====== Data shown ======
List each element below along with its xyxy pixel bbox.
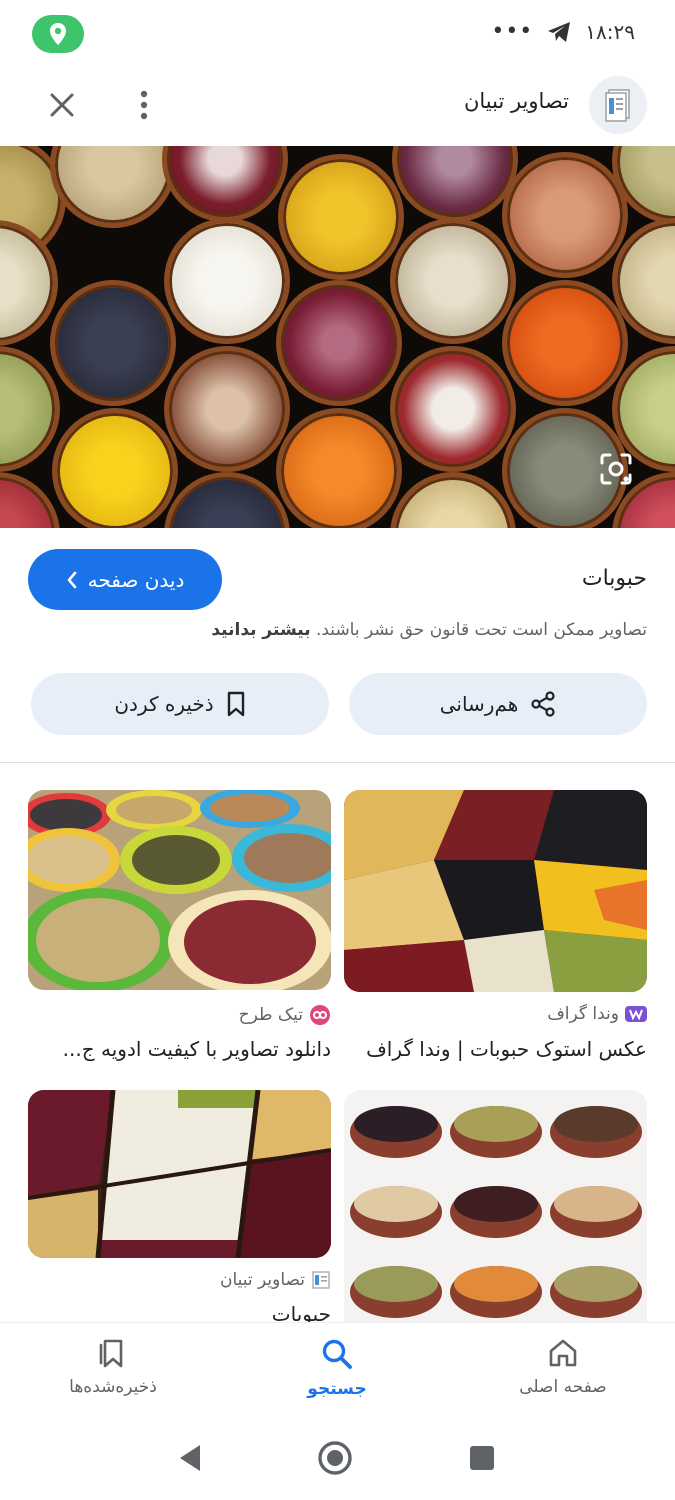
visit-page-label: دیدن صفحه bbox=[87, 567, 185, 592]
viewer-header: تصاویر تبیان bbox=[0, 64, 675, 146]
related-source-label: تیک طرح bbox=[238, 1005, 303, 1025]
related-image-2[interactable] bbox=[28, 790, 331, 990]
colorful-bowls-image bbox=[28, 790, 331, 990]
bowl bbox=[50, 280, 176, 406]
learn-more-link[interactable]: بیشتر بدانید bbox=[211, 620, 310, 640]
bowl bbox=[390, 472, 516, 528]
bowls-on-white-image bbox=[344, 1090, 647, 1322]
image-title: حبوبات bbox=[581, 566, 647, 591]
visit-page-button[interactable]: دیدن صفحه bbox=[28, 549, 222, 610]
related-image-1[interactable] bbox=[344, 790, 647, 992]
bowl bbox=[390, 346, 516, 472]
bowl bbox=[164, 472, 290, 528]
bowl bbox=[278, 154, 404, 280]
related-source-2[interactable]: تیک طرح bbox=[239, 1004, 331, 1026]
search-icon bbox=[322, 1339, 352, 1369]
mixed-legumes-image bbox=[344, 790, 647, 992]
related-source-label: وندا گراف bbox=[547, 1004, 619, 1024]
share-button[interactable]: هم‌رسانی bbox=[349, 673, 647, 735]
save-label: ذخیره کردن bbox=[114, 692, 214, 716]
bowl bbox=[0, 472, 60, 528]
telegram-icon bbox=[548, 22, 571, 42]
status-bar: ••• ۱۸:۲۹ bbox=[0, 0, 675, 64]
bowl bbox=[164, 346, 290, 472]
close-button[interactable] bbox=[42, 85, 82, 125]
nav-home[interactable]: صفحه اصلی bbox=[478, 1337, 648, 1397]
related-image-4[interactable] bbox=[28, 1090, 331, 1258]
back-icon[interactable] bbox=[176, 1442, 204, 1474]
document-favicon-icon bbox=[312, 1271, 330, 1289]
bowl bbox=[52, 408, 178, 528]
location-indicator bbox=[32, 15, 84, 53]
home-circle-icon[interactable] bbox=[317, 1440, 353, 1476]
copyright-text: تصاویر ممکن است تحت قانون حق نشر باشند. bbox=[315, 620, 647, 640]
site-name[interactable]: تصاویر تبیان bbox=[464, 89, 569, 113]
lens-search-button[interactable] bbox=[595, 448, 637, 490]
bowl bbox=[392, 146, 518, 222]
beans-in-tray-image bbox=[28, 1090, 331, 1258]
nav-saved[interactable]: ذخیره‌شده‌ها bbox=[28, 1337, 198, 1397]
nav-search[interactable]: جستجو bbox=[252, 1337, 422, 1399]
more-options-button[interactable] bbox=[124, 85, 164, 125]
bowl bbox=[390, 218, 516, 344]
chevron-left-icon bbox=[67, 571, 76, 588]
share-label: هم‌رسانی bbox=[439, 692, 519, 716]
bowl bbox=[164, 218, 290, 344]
======
### Directions for this task
Copy every item above line for line, leaving out the pictures.

### Output of the exercise
List each element below along with its xyxy pixel bbox.
visit-page-label: دیدن صفحه bbox=[87, 567, 185, 592]
viewer-header: تصاویر تبیان bbox=[0, 64, 675, 146]
related-source-label: تیک طرح bbox=[238, 1005, 303, 1025]
related-image-2[interactable] bbox=[28, 790, 331, 990]
colorful-bowls-image bbox=[28, 790, 331, 990]
bowl bbox=[50, 280, 176, 406]
learn-more-link[interactable]: بیشتر بدانید bbox=[211, 620, 310, 640]
bowl bbox=[390, 472, 516, 528]
bowls-on-white-image bbox=[344, 1090, 647, 1322]
image-title: حبوبات bbox=[581, 566, 647, 591]
visit-page-button[interactable]: دیدن صفحه bbox=[28, 549, 222, 610]
related-image-1[interactable] bbox=[344, 790, 647, 992]
bowl bbox=[390, 346, 516, 472]
bowl bbox=[164, 472, 290, 528]
bowl bbox=[278, 154, 404, 280]
related-source-2[interactable]: تیک طرح bbox=[239, 1004, 331, 1026]
search-icon bbox=[322, 1339, 352, 1369]
mixed-legumes-image bbox=[344, 790, 647, 992]
related-source-label: وندا گراف bbox=[547, 1004, 619, 1024]
share-button[interactable]: هم‌رسانی bbox=[349, 673, 647, 735]
save-label: ذخیره کردن bbox=[114, 692, 214, 716]
bowl bbox=[0, 472, 60, 528]
telegram-icon bbox=[548, 22, 571, 42]
status-bar: ••• ۱۸:۲۹ bbox=[0, 0, 675, 64]
bowl bbox=[164, 346, 290, 472]
close-button[interactable] bbox=[42, 85, 82, 125]
nav-home[interactable]: صفحه اصلی bbox=[478, 1337, 648, 1397]
related-image-4[interactable] bbox=[28, 1090, 331, 1258]
back-icon[interactable] bbox=[176, 1442, 204, 1474]
document-favicon-icon bbox=[312, 1271, 330, 1289]
bowl bbox=[52, 408, 178, 528]
location-indicator bbox=[32, 15, 84, 53]
home-circle-icon[interactable] bbox=[317, 1440, 353, 1476]
copyright-text: تصاویر ممکن است تحت قانون حق نشر باشند. bbox=[315, 620, 647, 640]
site-name[interactable]: تصاویر تبیان bbox=[464, 89, 569, 113]
lens-search-button[interactable] bbox=[595, 448, 637, 490]
bowl bbox=[392, 146, 518, 222]
beans-in-tray-image bbox=[28, 1090, 331, 1258]
nav-saved[interactable]: ذخیره‌شده‌ها bbox=[28, 1337, 198, 1397]
nav-search[interactable]: جستجو bbox=[252, 1337, 422, 1399]
more-options-button[interactable] bbox=[124, 85, 164, 125]
bowl bbox=[390, 218, 516, 344]
chevron-left-icon bbox=[67, 571, 76, 588]
share-label: هم‌رسانی bbox=[439, 692, 519, 716]
bowl bbox=[164, 218, 290, 344]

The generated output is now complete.